(Stored entries)
****************
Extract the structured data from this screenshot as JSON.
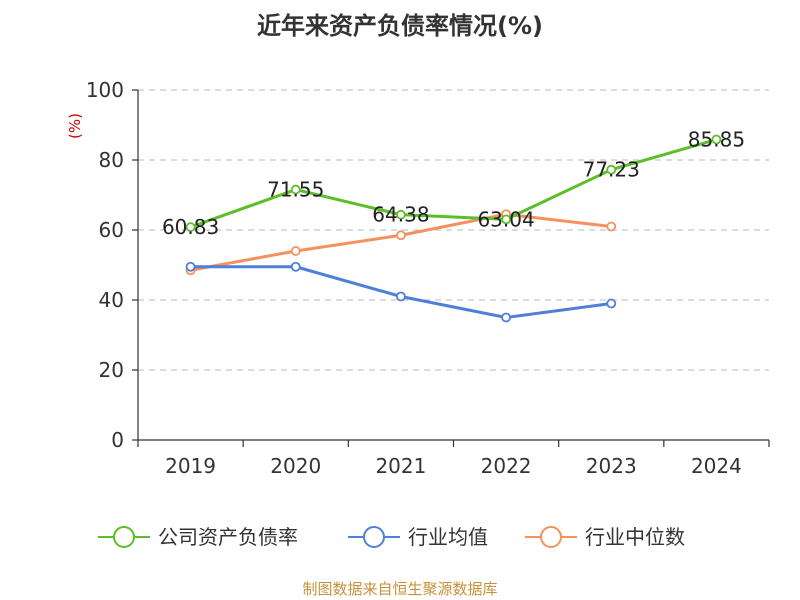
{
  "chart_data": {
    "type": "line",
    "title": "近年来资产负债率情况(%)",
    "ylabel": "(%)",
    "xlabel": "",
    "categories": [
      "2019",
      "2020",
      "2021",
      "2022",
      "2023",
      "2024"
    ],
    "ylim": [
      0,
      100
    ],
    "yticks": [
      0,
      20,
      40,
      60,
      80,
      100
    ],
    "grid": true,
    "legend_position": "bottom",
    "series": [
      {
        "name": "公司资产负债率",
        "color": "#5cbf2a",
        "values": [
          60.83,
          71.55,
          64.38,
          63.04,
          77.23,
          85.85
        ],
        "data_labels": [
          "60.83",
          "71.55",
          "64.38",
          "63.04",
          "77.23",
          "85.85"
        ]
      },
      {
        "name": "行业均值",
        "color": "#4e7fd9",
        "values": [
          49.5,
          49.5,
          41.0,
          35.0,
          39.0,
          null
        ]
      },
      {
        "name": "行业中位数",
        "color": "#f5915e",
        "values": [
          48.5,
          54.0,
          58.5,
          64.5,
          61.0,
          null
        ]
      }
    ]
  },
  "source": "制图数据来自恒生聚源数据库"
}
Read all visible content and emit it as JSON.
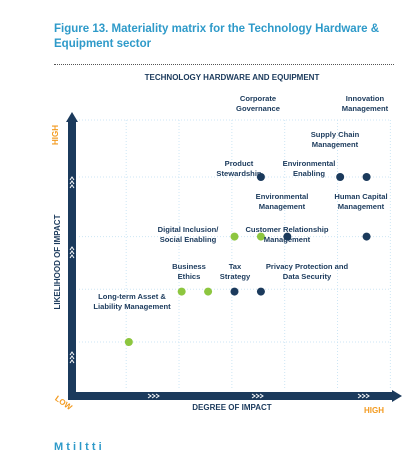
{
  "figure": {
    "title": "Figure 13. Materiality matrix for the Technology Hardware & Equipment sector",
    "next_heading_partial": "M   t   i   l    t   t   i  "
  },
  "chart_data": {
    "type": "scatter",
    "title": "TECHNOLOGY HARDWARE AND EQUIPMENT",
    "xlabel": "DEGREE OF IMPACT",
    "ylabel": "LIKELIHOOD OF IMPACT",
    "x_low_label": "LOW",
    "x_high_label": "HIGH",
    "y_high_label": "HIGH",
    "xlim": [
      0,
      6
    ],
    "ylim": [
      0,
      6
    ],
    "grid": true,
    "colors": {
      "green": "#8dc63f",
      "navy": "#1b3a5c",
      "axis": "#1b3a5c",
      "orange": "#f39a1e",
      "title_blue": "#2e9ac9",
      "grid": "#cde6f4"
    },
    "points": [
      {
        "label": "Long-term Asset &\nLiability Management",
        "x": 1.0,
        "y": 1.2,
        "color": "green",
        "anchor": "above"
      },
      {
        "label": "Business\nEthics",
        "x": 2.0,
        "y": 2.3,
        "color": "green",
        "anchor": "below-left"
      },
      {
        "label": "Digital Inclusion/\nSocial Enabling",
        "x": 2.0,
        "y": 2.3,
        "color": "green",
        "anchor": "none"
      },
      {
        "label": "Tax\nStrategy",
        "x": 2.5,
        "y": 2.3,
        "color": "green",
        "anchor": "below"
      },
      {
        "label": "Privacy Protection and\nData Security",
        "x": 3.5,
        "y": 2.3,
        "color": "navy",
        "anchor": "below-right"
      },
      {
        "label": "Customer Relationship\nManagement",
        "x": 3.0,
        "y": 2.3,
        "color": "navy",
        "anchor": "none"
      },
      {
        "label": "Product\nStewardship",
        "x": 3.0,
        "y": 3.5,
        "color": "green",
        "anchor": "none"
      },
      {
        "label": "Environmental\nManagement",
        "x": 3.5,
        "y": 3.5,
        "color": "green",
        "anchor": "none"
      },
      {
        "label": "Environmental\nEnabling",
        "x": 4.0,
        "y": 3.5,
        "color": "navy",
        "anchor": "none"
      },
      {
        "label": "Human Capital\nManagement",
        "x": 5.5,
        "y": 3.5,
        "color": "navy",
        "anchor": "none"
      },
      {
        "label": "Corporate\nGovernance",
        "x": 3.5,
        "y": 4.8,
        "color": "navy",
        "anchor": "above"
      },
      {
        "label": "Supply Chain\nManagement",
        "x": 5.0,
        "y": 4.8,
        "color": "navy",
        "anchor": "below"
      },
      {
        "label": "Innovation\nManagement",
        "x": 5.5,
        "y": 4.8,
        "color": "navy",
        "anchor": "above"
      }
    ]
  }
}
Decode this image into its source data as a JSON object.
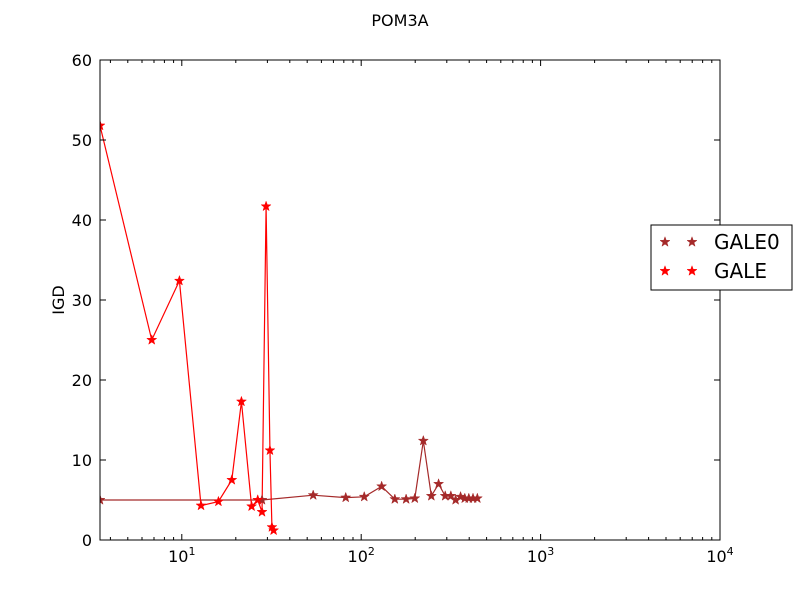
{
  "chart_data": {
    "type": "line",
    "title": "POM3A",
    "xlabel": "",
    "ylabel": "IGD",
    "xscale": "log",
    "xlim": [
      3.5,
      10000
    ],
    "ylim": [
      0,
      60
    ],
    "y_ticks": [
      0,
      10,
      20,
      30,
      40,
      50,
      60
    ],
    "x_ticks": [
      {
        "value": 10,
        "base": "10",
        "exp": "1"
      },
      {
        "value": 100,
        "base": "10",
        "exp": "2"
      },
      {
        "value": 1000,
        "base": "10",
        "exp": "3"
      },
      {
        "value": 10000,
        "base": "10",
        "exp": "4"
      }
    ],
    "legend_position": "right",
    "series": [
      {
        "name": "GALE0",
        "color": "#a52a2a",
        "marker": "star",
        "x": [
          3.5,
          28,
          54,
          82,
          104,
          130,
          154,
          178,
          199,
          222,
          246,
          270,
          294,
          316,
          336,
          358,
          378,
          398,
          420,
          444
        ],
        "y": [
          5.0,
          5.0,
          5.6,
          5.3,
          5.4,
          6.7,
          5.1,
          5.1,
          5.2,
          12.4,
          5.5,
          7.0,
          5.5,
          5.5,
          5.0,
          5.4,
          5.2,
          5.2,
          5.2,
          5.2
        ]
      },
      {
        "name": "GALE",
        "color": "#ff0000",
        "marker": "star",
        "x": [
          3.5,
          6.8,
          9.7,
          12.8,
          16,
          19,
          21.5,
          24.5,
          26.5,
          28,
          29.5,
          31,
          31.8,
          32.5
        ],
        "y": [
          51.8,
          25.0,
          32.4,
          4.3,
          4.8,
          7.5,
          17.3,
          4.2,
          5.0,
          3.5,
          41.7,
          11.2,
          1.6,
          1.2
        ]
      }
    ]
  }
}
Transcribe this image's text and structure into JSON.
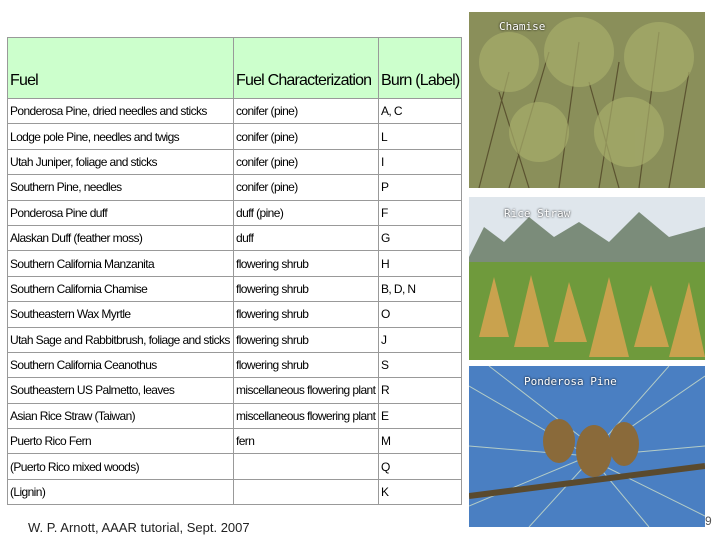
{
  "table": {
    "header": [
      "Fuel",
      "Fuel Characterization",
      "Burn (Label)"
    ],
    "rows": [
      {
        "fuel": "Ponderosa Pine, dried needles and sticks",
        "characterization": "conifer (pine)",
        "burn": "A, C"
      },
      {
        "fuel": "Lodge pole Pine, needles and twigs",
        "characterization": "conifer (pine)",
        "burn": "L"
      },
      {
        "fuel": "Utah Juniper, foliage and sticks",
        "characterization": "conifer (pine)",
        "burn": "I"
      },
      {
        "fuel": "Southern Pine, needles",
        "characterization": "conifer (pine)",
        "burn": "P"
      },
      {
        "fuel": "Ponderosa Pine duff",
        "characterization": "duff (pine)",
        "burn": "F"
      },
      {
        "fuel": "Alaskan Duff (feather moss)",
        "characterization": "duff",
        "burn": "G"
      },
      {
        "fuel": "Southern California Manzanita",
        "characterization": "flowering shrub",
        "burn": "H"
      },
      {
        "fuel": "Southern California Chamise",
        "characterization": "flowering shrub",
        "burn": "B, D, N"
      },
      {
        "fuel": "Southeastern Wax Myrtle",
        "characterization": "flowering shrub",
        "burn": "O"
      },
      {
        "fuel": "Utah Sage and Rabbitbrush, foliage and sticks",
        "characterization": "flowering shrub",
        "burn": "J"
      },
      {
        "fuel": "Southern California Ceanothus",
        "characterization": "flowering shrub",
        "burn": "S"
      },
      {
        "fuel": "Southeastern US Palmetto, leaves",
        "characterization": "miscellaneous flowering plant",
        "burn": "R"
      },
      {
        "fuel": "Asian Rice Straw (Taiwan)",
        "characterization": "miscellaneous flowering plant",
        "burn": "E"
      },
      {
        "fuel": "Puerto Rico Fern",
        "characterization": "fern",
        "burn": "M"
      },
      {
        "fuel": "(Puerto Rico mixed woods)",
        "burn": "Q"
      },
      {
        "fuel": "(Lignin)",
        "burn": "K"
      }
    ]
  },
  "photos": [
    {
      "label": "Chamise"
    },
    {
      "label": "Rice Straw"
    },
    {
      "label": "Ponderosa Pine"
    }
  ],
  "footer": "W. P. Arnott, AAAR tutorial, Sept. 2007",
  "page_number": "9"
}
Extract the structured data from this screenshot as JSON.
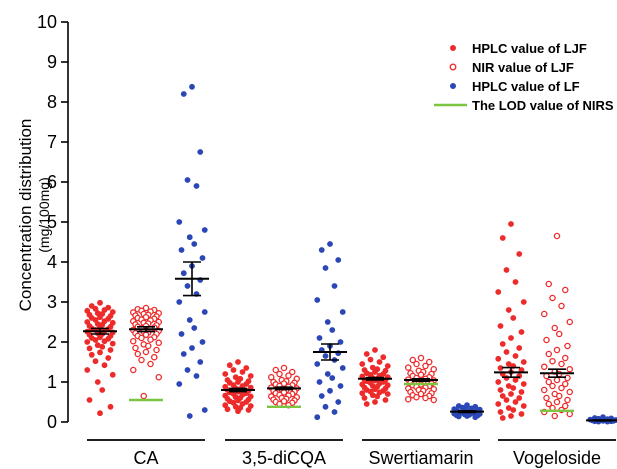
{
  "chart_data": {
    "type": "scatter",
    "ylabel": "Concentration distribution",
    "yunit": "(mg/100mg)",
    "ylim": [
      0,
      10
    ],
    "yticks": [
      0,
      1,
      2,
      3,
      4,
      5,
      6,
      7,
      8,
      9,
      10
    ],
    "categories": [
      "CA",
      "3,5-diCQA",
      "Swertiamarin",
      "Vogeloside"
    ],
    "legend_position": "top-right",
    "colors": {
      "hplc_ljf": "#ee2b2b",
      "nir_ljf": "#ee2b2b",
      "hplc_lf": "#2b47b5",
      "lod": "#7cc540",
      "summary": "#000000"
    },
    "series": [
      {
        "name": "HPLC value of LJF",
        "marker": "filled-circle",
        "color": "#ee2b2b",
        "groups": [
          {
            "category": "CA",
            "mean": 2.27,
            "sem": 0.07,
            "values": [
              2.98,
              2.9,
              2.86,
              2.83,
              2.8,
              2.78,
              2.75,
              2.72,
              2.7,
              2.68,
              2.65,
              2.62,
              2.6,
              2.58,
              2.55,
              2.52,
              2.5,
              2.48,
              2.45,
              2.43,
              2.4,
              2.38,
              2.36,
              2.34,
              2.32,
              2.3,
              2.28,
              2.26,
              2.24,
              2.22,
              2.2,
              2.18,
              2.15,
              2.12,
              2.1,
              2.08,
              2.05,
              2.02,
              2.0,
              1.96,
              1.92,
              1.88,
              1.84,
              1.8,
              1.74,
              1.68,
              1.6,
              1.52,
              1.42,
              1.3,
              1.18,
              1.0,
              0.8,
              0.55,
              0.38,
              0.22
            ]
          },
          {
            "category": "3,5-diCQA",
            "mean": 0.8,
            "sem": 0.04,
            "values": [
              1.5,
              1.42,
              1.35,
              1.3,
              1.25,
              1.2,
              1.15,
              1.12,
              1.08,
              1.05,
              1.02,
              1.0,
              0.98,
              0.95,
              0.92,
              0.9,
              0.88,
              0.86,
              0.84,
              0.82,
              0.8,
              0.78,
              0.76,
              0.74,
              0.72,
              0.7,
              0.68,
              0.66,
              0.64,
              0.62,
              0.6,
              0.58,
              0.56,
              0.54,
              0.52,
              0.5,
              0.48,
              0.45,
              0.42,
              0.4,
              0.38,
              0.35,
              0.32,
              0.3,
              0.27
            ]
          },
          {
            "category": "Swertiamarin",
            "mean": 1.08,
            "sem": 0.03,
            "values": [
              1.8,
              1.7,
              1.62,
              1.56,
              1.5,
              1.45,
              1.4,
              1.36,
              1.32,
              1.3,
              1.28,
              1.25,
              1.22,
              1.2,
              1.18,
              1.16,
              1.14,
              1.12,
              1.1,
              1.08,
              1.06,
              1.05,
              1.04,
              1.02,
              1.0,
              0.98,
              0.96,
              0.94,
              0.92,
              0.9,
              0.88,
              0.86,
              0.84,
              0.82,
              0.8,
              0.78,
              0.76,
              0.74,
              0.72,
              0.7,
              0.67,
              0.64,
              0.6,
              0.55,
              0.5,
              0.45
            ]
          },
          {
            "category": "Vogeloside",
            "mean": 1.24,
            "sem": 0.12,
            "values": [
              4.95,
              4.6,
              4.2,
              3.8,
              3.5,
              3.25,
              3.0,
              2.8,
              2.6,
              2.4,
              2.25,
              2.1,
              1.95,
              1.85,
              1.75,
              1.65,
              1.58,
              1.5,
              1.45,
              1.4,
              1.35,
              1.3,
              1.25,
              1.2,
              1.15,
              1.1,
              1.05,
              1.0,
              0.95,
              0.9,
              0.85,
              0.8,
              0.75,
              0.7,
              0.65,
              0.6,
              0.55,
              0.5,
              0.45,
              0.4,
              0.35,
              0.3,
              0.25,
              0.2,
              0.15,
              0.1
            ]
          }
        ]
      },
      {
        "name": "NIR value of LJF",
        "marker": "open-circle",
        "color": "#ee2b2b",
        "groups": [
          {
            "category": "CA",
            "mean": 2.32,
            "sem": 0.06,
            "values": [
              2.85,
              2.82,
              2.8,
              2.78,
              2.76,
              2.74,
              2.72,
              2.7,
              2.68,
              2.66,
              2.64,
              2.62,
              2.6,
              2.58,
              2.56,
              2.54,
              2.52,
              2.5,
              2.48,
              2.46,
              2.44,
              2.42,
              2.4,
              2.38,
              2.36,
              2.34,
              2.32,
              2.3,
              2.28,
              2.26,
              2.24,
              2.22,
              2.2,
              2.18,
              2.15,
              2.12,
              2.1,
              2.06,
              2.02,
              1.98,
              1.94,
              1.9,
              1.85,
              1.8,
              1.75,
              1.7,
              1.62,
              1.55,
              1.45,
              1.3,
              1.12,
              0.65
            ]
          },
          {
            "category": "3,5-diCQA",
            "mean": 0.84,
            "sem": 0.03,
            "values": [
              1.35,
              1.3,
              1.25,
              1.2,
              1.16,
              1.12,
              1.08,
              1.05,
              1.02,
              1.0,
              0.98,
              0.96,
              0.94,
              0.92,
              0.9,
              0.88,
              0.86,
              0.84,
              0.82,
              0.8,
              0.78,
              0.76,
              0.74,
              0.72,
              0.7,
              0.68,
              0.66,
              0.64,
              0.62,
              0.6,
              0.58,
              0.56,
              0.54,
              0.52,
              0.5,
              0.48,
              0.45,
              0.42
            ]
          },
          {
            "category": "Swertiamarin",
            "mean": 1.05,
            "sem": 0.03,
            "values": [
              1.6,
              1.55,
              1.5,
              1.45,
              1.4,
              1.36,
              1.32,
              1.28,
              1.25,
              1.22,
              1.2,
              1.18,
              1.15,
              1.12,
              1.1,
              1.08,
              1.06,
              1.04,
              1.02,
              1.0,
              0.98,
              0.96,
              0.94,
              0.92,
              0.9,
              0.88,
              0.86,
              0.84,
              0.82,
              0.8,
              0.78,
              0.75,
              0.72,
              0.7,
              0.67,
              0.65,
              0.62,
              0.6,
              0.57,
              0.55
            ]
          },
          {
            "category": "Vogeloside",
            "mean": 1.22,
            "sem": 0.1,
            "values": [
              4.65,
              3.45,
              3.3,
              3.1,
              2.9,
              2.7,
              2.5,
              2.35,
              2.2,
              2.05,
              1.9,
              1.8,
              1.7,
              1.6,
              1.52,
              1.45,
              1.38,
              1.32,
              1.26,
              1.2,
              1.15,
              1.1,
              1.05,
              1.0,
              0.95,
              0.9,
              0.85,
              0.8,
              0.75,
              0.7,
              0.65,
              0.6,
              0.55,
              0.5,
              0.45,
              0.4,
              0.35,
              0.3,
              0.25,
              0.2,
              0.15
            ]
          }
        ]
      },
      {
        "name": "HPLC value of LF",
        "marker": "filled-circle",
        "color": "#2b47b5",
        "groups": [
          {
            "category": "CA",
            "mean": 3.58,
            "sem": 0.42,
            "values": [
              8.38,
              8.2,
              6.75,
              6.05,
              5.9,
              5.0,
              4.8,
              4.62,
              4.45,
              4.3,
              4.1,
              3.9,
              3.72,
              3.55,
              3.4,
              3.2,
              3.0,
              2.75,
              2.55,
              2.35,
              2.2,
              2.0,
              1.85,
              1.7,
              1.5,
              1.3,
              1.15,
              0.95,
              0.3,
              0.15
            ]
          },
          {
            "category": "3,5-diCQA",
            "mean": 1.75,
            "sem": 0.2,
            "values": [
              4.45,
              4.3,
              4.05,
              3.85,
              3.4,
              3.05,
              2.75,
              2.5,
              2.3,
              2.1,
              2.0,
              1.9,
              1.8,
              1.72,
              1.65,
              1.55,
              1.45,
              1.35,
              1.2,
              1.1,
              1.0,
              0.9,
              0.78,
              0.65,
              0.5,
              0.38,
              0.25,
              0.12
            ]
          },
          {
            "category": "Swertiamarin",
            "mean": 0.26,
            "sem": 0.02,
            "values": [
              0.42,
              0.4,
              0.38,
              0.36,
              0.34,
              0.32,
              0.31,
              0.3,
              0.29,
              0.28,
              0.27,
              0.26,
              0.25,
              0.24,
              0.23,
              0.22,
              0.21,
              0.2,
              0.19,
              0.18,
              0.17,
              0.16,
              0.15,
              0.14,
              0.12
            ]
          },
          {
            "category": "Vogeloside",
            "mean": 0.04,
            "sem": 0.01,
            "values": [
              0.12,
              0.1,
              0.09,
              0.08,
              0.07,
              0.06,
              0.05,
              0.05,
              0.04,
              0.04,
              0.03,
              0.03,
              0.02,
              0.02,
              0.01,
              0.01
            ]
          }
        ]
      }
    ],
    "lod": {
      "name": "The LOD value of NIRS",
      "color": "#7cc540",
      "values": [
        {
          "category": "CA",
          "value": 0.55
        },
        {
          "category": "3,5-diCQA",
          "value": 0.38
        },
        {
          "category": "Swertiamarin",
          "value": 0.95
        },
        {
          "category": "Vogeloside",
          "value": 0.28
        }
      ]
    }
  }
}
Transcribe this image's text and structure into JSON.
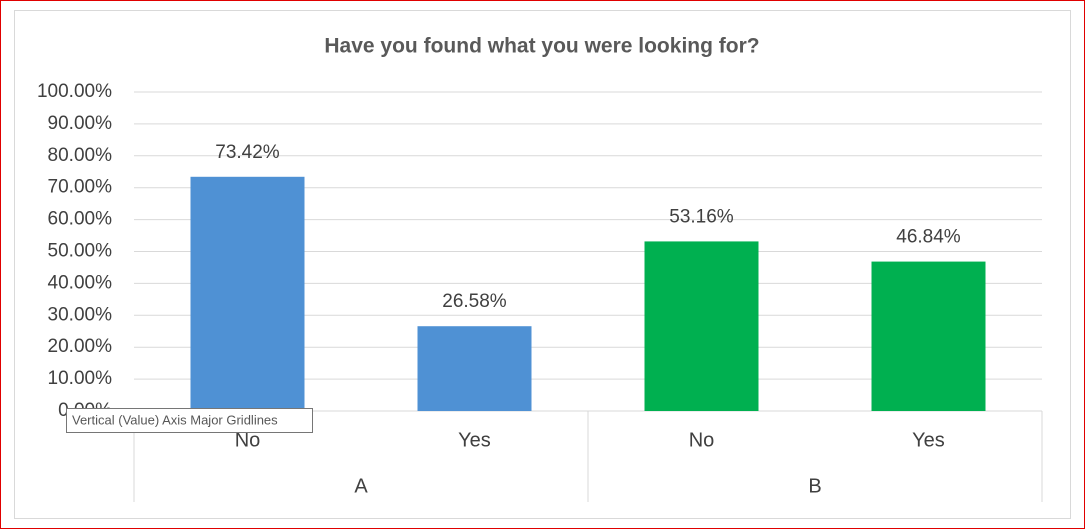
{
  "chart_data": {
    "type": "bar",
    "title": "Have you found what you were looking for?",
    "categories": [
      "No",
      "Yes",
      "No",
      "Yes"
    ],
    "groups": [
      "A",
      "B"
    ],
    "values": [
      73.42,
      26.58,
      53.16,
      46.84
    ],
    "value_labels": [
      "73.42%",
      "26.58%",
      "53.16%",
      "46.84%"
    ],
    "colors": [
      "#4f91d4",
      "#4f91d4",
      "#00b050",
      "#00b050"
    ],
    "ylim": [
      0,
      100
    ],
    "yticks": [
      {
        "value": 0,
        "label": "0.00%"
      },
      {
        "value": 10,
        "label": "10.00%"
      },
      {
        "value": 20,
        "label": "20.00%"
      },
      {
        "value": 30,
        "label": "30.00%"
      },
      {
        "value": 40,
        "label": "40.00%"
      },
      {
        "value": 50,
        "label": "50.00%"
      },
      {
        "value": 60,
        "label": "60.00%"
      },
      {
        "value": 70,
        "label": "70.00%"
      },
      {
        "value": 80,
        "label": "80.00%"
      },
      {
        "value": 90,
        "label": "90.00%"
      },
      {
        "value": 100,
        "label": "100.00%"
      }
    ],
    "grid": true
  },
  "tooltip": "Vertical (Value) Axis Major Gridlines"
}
****************
*Instructions for the task*
Search the data for the word "ylabel" and copy each line where it appears.

*Task result*
    "ylabel": "(%)",
    "ylabel": "LIKELIHOOD OF IMPACT",
    "ylabel": "IGD",
    "ylabel": "Concentration distribution",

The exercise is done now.